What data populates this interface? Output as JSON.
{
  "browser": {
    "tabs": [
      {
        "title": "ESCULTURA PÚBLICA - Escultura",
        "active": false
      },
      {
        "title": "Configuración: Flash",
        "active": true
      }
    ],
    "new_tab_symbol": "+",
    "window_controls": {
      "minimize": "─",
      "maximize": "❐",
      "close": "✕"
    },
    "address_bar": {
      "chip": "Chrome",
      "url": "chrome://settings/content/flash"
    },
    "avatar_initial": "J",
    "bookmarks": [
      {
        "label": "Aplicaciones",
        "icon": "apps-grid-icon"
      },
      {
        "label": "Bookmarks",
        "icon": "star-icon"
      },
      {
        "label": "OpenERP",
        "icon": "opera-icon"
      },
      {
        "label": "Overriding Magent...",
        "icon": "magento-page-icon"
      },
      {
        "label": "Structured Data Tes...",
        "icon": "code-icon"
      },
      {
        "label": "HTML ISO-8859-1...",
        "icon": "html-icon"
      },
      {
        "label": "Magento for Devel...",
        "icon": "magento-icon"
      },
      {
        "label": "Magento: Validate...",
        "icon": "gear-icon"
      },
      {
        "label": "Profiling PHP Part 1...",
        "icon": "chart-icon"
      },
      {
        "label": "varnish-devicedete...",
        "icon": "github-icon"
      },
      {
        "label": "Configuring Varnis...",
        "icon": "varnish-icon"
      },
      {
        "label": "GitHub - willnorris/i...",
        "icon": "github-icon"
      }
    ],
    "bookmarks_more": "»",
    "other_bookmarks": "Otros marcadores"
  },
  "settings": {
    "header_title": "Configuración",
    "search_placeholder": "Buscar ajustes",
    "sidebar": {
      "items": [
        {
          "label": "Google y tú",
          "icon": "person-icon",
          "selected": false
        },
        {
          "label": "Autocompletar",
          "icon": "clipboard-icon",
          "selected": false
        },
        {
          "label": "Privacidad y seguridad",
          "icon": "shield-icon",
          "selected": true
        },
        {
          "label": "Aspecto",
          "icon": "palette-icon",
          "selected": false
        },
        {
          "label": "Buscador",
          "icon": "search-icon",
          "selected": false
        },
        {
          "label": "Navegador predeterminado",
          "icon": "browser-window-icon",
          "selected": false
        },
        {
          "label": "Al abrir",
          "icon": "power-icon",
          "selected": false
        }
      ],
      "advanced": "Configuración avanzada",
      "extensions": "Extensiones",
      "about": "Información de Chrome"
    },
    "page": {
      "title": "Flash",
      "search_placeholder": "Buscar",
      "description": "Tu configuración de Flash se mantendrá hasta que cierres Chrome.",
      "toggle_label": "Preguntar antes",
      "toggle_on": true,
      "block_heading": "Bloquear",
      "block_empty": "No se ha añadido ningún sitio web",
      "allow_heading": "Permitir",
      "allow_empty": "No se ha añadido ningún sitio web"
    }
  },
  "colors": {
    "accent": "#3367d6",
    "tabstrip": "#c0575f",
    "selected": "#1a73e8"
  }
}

____________________

* [Short problem] Each line of the material above needs to be quoted exactly, please.

* [Exercise response]
What data populates this interface? Output as JSON.
{
  "browser": {
    "tabs": [
      {
        "title": "ESCULTURA PÚBLICA - Escultura",
        "active": false
      },
      {
        "title": "Configuración: Flash",
        "active": true
      }
    ],
    "new_tab_symbol": "+",
    "window_controls": {
      "minimize": "─",
      "maximize": "❐",
      "close": "✕"
    },
    "address_bar": {
      "chip": "Chrome",
      "url": "chrome://settings/content/flash"
    },
    "avatar_initial": "J",
    "bookmarks": [
      {
        "label": "Aplicaciones",
        "icon": "apps-grid-icon"
      },
      {
        "label": "Bookmarks",
        "icon": "star-icon"
      },
      {
        "label": "OpenERP",
        "icon": "opera-icon"
      },
      {
        "label": "Overriding Magent...",
        "icon": "magento-page-icon"
      },
      {
        "label": "Structured Data Tes...",
        "icon": "code-icon"
      },
      {
        "label": "HTML ISO-8859-1...",
        "icon": "html-icon"
      },
      {
        "label": "Magento for Devel...",
        "icon": "magento-icon"
      },
      {
        "label": "Magento: Validate...",
        "icon": "gear-icon"
      },
      {
        "label": "Profiling PHP Part 1...",
        "icon": "chart-icon"
      },
      {
        "label": "varnish-devicedete...",
        "icon": "github-icon"
      },
      {
        "label": "Configuring Varnis...",
        "icon": "varnish-icon"
      },
      {
        "label": "GitHub - willnorris/i...",
        "icon": "github-icon"
      }
    ],
    "bookmarks_more": "»",
    "other_bookmarks": "Otros marcadores"
  },
  "settings": {
    "header_title": "Configuración",
    "search_placeholder": "Buscar ajustes",
    "sidebar": {
      "items": [
        {
          "label": "Google y tú",
          "icon": "person-icon",
          "selected": false
        },
        {
          "label": "Autocompletar",
          "icon": "clipboard-icon",
          "selected": false
        },
        {
          "label": "Privacidad y seguridad",
          "icon": "shield-icon",
          "selected": true
        },
        {
          "label": "Aspecto",
          "icon": "palette-icon",
          "selected": false
        },
        {
          "label": "Buscador",
          "icon": "search-icon",
          "selected": false
        },
        {
          "label": "Navegador predeterminado",
          "icon": "browser-window-icon",
          "selected": false
        },
        {
          "label": "Al abrir",
          "icon": "power-icon",
          "selected": false
        }
      ],
      "advanced": "Configuración avanzada",
      "extensions": "Extensiones",
      "about": "Información de Chrome"
    },
    "page": {
      "title": "Flash",
      "search_placeholder": "Buscar",
      "description": "Tu configuración de Flash se mantendrá hasta que cierres Chrome.",
      "toggle_label": "Preguntar antes",
      "toggle_on": true,
      "block_heading": "Bloquear",
      "block_empty": "No se ha añadido ningún sitio web",
      "allow_heading": "Permitir",
      "allow_empty": "No se ha añadido ningún sitio web"
    }
  },
  "colors": {
    "accent": "#3367d6",
    "tabstrip": "#c0575f",
    "selected": "#1a73e8"
  }
}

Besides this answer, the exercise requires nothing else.